[start Material for the task]
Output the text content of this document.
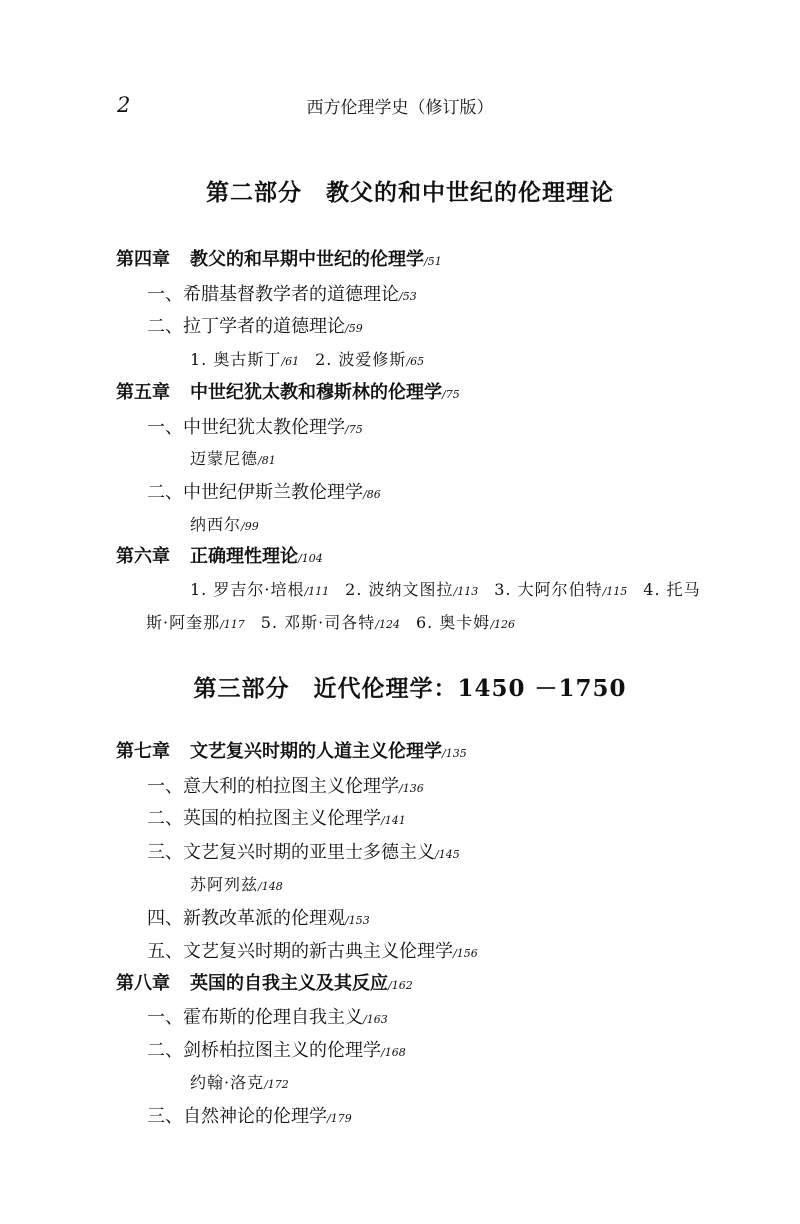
2	西方伦理学史（修订版）
第二部分　教父的和中世纪的伦理理论
第四章 教父的和早期中世纪的伦理学/51
一、希腊基督教学者的道德理论/53
二、拉丁学者的道德理论/59
1. 奥古斯丁/61 2. 波爱修斯/65
第五章 中世纪犹太教和穆斯林的伦理学/75
一、中世纪犹太教伦理学/75
迈蒙尼德/81
二、中世纪伊斯兰教伦理学/86
纳西尔/99
第六章 正确理性理论/104
1. 罗吉尔·培根/111 2. 波纳文图拉/113 3. 大阿尔伯特/115 4. 托马
斯·阿奎那/117 5. 邓斯·司各特/124 6. 奥卡姆/126
第三部分　近代伦理学：1450 －1750
第七章 文艺复兴时期的人道主义伦理学/135
一、意大利的柏拉图主义伦理学/136
二、英国的柏拉图主义伦理学/141
三、文艺复兴时期的亚里士多德主义/145
苏阿列兹/148
四、新教改革派的伦理观/153
五、文艺复兴时期的新古典主义伦理学/156
第八章 英国的自我主义及其反应/162
一、霍布斯的伦理自我主义/163
二、剑桥柏拉图主义的伦理学/168
约翰·洛克/172
三、自然神论的伦理学/179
[end Material for the task]
*Problem description*
Copy out each line exactly, without the pictures.

*Completed exercise*
Output the text content of this document.
2	西方伦理学史（修订版）
第二部分　教父的和中世纪的伦理理论
第四章 教父的和早期中世纪的伦理学/51
一、希腊基督教学者的道德理论/53
二、拉丁学者的道德理论/59
1. 奥古斯丁/61 2. 波爱修斯/65
第五章 中世纪犹太教和穆斯林的伦理学/75
一、中世纪犹太教伦理学/75
迈蒙尼德/81
二、中世纪伊斯兰教伦理学/86
纳西尔/99
第六章 正确理性理论/104
1. 罗吉尔·培根/111 2. 波纳文图拉/113 3. 大阿尔伯特/115 4. 托马
斯·阿奎那/117 5. 邓斯·司各特/124 6. 奥卡姆/126
第三部分　近代伦理学：1450 －1750
第七章 文艺复兴时期的人道主义伦理学/135
一、意大利的柏拉图主义伦理学/136
二、英国的柏拉图主义伦理学/141
三、文艺复兴时期的亚里士多德主义/145
苏阿列兹/148
四、新教改革派的伦理观/153
五、文艺复兴时期的新古典主义伦理学/156
第八章 英国的自我主义及其反应/162
一、霍布斯的伦理自我主义/163
二、剑桥柏拉图主义的伦理学/168
约翰·洛克/172
三、自然神论的伦理学/179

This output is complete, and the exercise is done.